▸ Given entries:

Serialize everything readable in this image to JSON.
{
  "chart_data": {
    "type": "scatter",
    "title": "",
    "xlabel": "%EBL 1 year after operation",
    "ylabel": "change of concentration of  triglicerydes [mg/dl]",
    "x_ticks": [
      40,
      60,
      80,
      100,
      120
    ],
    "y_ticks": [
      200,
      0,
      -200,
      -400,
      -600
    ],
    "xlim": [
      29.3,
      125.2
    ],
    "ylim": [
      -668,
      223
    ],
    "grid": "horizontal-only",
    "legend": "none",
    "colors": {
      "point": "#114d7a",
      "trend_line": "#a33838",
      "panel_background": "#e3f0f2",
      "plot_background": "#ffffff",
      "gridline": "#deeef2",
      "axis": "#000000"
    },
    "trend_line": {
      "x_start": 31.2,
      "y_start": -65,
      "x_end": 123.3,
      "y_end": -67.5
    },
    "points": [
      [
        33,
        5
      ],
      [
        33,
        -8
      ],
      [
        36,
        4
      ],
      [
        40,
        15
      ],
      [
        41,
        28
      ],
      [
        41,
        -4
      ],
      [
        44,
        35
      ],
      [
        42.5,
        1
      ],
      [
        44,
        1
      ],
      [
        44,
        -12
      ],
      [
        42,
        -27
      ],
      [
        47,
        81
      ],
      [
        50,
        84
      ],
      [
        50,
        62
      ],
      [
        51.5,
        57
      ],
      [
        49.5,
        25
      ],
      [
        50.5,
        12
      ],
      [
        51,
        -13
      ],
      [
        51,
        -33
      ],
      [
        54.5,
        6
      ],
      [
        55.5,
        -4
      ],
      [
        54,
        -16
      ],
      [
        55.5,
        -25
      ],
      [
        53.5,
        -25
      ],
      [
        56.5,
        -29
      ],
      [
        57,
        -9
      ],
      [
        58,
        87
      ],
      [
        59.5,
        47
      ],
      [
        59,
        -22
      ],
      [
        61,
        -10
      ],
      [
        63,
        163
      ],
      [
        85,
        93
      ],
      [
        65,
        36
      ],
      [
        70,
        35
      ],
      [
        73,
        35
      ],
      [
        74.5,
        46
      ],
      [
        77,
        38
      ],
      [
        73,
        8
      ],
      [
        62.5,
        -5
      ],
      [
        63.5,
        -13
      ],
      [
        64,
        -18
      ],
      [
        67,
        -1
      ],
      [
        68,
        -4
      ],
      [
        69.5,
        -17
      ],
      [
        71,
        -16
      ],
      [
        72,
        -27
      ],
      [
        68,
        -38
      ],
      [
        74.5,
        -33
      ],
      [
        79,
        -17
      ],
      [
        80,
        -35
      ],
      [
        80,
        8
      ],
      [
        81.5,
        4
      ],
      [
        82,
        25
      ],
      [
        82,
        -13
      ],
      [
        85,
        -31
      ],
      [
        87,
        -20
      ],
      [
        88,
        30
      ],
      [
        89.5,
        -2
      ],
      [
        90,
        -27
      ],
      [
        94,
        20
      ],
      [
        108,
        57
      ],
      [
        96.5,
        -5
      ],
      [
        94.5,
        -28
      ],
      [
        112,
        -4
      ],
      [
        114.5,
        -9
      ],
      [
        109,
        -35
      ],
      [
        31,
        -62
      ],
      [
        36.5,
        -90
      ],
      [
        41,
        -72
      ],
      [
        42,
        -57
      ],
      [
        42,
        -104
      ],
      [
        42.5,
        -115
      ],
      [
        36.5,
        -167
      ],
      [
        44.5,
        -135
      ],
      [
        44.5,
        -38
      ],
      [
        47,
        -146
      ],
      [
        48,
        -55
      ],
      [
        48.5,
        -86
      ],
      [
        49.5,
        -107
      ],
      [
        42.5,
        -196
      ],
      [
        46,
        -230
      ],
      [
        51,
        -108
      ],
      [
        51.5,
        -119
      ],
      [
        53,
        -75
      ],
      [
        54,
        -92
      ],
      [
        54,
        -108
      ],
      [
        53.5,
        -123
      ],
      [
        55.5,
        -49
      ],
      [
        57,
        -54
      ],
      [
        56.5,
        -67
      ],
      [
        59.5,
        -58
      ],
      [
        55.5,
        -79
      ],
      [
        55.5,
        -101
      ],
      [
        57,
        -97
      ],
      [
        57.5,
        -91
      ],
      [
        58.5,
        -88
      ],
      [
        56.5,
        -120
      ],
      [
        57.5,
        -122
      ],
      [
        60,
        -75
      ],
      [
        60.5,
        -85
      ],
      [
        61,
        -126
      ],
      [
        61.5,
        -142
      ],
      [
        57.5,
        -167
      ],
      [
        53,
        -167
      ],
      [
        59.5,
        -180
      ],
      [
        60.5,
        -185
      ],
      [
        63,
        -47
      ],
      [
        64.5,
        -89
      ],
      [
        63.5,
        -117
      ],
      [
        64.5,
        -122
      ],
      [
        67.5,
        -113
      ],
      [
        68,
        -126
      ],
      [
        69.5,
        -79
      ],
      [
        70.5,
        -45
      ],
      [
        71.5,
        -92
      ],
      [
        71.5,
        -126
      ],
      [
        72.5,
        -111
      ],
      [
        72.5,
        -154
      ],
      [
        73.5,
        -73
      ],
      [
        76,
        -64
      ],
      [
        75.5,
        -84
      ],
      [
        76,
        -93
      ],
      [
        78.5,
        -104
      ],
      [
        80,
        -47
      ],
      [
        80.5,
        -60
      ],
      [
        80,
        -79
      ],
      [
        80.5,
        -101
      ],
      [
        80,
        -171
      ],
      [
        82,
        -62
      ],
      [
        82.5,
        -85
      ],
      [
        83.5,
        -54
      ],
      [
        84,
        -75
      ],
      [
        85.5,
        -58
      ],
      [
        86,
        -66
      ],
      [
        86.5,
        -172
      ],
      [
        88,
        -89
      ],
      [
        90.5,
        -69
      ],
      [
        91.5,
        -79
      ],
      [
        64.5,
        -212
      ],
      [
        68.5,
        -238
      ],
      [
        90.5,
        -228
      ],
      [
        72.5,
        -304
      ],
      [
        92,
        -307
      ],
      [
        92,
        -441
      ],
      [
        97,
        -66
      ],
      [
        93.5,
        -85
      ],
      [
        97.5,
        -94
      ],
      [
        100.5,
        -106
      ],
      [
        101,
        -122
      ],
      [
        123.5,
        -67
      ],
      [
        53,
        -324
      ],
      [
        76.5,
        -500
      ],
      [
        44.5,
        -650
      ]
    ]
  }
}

▸ What the task requires: Write out the whole listing exactly.

▸ Task answer:
Serialize everything readable in this image to JSON.
{
  "chart_data": {
    "type": "scatter",
    "title": "",
    "xlabel": "%EBL 1 year after operation",
    "ylabel": "change of concentration of  triglicerydes [mg/dl]",
    "x_ticks": [
      40,
      60,
      80,
      100,
      120
    ],
    "y_ticks": [
      200,
      0,
      -200,
      -400,
      -600
    ],
    "xlim": [
      29.3,
      125.2
    ],
    "ylim": [
      -668,
      223
    ],
    "grid": "horizontal-only",
    "legend": "none",
    "colors": {
      "point": "#114d7a",
      "trend_line": "#a33838",
      "panel_background": "#e3f0f2",
      "plot_background": "#ffffff",
      "gridline": "#deeef2",
      "axis": "#000000"
    },
    "trend_line": {
      "x_start": 31.2,
      "y_start": -65,
      "x_end": 123.3,
      "y_end": -67.5
    },
    "points": [
      [
        33,
        5
      ],
      [
        33,
        -8
      ],
      [
        36,
        4
      ],
      [
        40,
        15
      ],
      [
        41,
        28
      ],
      [
        41,
        -4
      ],
      [
        44,
        35
      ],
      [
        42.5,
        1
      ],
      [
        44,
        1
      ],
      [
        44,
        -12
      ],
      [
        42,
        -27
      ],
      [
        47,
        81
      ],
      [
        50,
        84
      ],
      [
        50,
        62
      ],
      [
        51.5,
        57
      ],
      [
        49.5,
        25
      ],
      [
        50.5,
        12
      ],
      [
        51,
        -13
      ],
      [
        51,
        -33
      ],
      [
        54.5,
        6
      ],
      [
        55.5,
        -4
      ],
      [
        54,
        -16
      ],
      [
        55.5,
        -25
      ],
      [
        53.5,
        -25
      ],
      [
        56.5,
        -29
      ],
      [
        57,
        -9
      ],
      [
        58,
        87
      ],
      [
        59.5,
        47
      ],
      [
        59,
        -22
      ],
      [
        61,
        -10
      ],
      [
        63,
        163
      ],
      [
        85,
        93
      ],
      [
        65,
        36
      ],
      [
        70,
        35
      ],
      [
        73,
        35
      ],
      [
        74.5,
        46
      ],
      [
        77,
        38
      ],
      [
        73,
        8
      ],
      [
        62.5,
        -5
      ],
      [
        63.5,
        -13
      ],
      [
        64,
        -18
      ],
      [
        67,
        -1
      ],
      [
        68,
        -4
      ],
      [
        69.5,
        -17
      ],
      [
        71,
        -16
      ],
      [
        72,
        -27
      ],
      [
        68,
        -38
      ],
      [
        74.5,
        -33
      ],
      [
        79,
        -17
      ],
      [
        80,
        -35
      ],
      [
        80,
        8
      ],
      [
        81.5,
        4
      ],
      [
        82,
        25
      ],
      [
        82,
        -13
      ],
      [
        85,
        -31
      ],
      [
        87,
        -20
      ],
      [
        88,
        30
      ],
      [
        89.5,
        -2
      ],
      [
        90,
        -27
      ],
      [
        94,
        20
      ],
      [
        108,
        57
      ],
      [
        96.5,
        -5
      ],
      [
        94.5,
        -28
      ],
      [
        112,
        -4
      ],
      [
        114.5,
        -9
      ],
      [
        109,
        -35
      ],
      [
        31,
        -62
      ],
      [
        36.5,
        -90
      ],
      [
        41,
        -72
      ],
      [
        42,
        -57
      ],
      [
        42,
        -104
      ],
      [
        42.5,
        -115
      ],
      [
        36.5,
        -167
      ],
      [
        44.5,
        -135
      ],
      [
        44.5,
        -38
      ],
      [
        47,
        -146
      ],
      [
        48,
        -55
      ],
      [
        48.5,
        -86
      ],
      [
        49.5,
        -107
      ],
      [
        42.5,
        -196
      ],
      [
        46,
        -230
      ],
      [
        51,
        -108
      ],
      [
        51.5,
        -119
      ],
      [
        53,
        -75
      ],
      [
        54,
        -92
      ],
      [
        54,
        -108
      ],
      [
        53.5,
        -123
      ],
      [
        55.5,
        -49
      ],
      [
        57,
        -54
      ],
      [
        56.5,
        -67
      ],
      [
        59.5,
        -58
      ],
      [
        55.5,
        -79
      ],
      [
        55.5,
        -101
      ],
      [
        57,
        -97
      ],
      [
        57.5,
        -91
      ],
      [
        58.5,
        -88
      ],
      [
        56.5,
        -120
      ],
      [
        57.5,
        -122
      ],
      [
        60,
        -75
      ],
      [
        60.5,
        -85
      ],
      [
        61,
        -126
      ],
      [
        61.5,
        -142
      ],
      [
        57.5,
        -167
      ],
      [
        53,
        -167
      ],
      [
        59.5,
        -180
      ],
      [
        60.5,
        -185
      ],
      [
        63,
        -47
      ],
      [
        64.5,
        -89
      ],
      [
        63.5,
        -117
      ],
      [
        64.5,
        -122
      ],
      [
        67.5,
        -113
      ],
      [
        68,
        -126
      ],
      [
        69.5,
        -79
      ],
      [
        70.5,
        -45
      ],
      [
        71.5,
        -92
      ],
      [
        71.5,
        -126
      ],
      [
        72.5,
        -111
      ],
      [
        72.5,
        -154
      ],
      [
        73.5,
        -73
      ],
      [
        76,
        -64
      ],
      [
        75.5,
        -84
      ],
      [
        76,
        -93
      ],
      [
        78.5,
        -104
      ],
      [
        80,
        -47
      ],
      [
        80.5,
        -60
      ],
      [
        80,
        -79
      ],
      [
        80.5,
        -101
      ],
      [
        80,
        -171
      ],
      [
        82,
        -62
      ],
      [
        82.5,
        -85
      ],
      [
        83.5,
        -54
      ],
      [
        84,
        -75
      ],
      [
        85.5,
        -58
      ],
      [
        86,
        -66
      ],
      [
        86.5,
        -172
      ],
      [
        88,
        -89
      ],
      [
        90.5,
        -69
      ],
      [
        91.5,
        -79
      ],
      [
        64.5,
        -212
      ],
      [
        68.5,
        -238
      ],
      [
        90.5,
        -228
      ],
      [
        72.5,
        -304
      ],
      [
        92,
        -307
      ],
      [
        92,
        -441
      ],
      [
        97,
        -66
      ],
      [
        93.5,
        -85
      ],
      [
        97.5,
        -94
      ],
      [
        100.5,
        -106
      ],
      [
        101,
        -122
      ],
      [
        123.5,
        -67
      ],
      [
        53,
        -324
      ],
      [
        76.5,
        -500
      ],
      [
        44.5,
        -650
      ]
    ]
  }
}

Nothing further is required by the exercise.